═════ MATERIAL SHOWN ═════
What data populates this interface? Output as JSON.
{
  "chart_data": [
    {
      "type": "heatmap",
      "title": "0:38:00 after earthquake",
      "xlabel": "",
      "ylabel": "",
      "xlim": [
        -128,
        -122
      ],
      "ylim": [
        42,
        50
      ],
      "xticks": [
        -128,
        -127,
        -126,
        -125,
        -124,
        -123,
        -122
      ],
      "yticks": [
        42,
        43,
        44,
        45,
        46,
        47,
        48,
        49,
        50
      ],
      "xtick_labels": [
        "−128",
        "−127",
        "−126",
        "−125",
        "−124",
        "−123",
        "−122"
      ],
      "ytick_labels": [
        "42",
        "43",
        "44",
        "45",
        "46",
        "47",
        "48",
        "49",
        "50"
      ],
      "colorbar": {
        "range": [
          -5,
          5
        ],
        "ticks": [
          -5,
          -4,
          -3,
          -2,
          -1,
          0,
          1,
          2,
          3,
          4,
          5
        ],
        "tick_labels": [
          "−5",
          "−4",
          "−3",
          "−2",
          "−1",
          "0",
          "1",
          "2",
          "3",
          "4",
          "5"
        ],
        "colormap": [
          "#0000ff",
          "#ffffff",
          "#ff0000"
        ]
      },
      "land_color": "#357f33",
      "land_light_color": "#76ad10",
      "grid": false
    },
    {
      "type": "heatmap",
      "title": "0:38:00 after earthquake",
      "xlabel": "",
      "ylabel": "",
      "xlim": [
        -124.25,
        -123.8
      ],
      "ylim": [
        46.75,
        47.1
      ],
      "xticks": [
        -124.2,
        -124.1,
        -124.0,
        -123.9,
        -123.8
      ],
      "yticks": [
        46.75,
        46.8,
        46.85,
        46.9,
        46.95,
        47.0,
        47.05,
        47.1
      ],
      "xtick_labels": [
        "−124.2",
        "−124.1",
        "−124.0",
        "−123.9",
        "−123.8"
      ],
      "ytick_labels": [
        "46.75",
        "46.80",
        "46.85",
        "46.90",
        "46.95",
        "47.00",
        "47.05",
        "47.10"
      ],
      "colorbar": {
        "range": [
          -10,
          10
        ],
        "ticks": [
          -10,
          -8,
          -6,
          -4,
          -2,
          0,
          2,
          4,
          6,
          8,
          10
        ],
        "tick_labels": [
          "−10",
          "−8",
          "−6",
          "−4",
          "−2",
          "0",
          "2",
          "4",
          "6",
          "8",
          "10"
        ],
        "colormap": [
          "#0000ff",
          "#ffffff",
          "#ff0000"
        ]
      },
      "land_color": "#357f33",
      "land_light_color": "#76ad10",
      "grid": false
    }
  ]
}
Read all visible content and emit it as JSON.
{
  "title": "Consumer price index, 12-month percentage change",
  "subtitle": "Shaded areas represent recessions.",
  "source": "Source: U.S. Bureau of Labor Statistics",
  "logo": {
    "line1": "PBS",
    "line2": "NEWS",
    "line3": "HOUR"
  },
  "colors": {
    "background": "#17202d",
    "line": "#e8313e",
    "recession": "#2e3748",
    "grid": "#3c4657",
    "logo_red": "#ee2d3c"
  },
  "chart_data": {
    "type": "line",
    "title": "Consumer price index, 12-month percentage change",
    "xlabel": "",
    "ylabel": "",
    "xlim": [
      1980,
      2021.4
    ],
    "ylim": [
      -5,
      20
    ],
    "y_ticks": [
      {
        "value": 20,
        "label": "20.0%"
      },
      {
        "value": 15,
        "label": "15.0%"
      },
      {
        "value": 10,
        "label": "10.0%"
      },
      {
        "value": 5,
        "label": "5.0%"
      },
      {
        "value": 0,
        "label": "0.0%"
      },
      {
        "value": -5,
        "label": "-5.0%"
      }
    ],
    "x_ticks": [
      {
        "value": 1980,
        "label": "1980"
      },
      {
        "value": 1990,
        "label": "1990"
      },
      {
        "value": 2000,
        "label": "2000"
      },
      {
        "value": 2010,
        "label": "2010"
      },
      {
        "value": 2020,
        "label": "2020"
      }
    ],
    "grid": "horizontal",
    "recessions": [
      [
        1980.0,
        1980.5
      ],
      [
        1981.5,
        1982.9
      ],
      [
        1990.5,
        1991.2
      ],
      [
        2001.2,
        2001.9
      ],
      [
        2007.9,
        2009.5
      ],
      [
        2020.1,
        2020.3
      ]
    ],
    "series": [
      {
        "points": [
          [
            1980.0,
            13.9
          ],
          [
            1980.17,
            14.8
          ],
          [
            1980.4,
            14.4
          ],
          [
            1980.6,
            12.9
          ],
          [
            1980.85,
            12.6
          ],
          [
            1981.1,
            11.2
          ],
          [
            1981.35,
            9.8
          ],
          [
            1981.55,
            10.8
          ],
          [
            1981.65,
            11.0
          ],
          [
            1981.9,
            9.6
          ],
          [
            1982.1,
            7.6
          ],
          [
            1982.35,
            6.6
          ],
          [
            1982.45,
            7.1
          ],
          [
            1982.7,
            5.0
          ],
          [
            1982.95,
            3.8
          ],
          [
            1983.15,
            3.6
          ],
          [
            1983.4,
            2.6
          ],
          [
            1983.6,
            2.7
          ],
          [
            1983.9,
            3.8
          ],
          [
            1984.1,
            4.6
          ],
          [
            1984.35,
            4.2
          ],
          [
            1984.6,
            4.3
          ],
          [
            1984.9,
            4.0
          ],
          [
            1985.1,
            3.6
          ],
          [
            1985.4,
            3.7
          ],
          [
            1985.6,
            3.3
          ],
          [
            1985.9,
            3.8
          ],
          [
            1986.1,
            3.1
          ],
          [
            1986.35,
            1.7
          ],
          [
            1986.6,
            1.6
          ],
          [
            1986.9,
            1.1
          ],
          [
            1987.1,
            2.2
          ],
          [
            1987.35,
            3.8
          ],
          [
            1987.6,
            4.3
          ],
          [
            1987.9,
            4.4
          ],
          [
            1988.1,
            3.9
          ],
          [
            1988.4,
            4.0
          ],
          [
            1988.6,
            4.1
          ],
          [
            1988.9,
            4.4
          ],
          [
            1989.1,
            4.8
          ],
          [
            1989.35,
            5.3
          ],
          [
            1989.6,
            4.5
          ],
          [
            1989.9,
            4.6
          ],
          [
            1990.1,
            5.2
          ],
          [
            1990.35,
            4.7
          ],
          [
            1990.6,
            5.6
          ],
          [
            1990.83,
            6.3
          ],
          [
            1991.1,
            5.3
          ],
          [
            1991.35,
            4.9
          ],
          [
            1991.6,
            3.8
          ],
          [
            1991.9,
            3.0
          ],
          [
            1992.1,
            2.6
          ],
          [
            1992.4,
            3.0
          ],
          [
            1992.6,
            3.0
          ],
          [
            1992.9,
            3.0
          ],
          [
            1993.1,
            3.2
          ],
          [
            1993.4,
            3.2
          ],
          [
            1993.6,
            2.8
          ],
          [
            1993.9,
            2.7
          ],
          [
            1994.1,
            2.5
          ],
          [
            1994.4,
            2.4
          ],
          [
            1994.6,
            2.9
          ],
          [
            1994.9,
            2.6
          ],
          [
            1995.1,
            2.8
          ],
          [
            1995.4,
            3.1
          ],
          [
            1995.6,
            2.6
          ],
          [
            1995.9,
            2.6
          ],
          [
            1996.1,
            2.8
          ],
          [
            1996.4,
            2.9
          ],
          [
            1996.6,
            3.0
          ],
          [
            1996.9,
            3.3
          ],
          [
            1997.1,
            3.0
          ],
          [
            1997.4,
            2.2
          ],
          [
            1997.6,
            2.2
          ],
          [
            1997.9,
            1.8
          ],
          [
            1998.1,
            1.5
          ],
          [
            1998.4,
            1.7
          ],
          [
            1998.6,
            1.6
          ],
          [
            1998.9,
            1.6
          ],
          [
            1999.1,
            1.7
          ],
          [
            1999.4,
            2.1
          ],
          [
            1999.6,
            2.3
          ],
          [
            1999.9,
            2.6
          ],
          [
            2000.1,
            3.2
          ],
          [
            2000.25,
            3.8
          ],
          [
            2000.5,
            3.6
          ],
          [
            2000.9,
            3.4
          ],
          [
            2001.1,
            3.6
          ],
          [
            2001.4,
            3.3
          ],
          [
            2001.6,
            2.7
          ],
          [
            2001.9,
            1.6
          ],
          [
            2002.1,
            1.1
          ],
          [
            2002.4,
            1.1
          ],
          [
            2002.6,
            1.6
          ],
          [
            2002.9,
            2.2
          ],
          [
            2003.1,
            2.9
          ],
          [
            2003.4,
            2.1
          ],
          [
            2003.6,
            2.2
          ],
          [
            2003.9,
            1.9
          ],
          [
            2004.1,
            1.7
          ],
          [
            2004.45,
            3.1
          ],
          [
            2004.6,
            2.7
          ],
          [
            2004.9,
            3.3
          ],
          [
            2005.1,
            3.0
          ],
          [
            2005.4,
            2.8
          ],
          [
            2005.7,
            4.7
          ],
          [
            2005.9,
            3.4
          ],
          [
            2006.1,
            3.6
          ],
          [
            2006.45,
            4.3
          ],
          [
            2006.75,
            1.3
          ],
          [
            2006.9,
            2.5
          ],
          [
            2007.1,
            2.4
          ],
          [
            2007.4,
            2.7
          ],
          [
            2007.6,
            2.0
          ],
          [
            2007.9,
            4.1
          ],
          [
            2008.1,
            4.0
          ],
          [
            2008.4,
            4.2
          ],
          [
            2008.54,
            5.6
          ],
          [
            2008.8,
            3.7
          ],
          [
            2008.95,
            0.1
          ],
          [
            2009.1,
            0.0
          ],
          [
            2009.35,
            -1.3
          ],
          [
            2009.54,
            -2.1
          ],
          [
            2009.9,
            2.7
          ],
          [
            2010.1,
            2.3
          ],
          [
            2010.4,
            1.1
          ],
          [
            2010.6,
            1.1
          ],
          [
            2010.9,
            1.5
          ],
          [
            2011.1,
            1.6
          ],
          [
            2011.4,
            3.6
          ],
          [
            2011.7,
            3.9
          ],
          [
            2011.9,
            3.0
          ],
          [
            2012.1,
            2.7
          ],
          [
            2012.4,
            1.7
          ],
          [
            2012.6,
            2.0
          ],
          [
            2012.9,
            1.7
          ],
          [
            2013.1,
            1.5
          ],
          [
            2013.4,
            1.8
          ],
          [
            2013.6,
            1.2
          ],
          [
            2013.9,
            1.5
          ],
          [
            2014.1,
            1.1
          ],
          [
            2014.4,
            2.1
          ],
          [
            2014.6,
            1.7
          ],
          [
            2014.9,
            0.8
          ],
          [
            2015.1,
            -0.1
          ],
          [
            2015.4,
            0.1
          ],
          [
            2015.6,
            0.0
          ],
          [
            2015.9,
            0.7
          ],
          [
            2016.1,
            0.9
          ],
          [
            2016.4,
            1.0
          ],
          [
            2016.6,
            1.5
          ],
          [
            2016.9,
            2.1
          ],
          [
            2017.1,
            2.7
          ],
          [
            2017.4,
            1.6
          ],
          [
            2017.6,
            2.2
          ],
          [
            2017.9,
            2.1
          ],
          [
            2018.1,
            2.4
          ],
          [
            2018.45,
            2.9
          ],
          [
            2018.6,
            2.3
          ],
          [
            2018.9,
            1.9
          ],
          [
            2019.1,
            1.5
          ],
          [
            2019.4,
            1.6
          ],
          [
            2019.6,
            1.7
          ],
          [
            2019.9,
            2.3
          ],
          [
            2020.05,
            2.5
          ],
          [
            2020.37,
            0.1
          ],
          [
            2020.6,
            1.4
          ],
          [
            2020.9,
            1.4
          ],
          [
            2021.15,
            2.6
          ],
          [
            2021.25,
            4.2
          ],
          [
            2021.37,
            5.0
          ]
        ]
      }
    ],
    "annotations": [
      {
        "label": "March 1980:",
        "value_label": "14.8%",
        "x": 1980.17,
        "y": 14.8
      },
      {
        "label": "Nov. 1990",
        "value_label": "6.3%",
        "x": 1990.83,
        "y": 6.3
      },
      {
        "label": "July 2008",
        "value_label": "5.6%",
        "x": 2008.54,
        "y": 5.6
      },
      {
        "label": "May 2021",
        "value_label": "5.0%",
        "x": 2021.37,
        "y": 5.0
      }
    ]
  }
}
═════
WRITTEN INSTRUCTION: Scan the records above for the string "percentage", then report every line that contains it.

RESPONSE FOR THIS EXERCISE:
  "title": "Consumer price index, 12-month percentage change",
    "title": "Consumer price index, 12-month percentage change",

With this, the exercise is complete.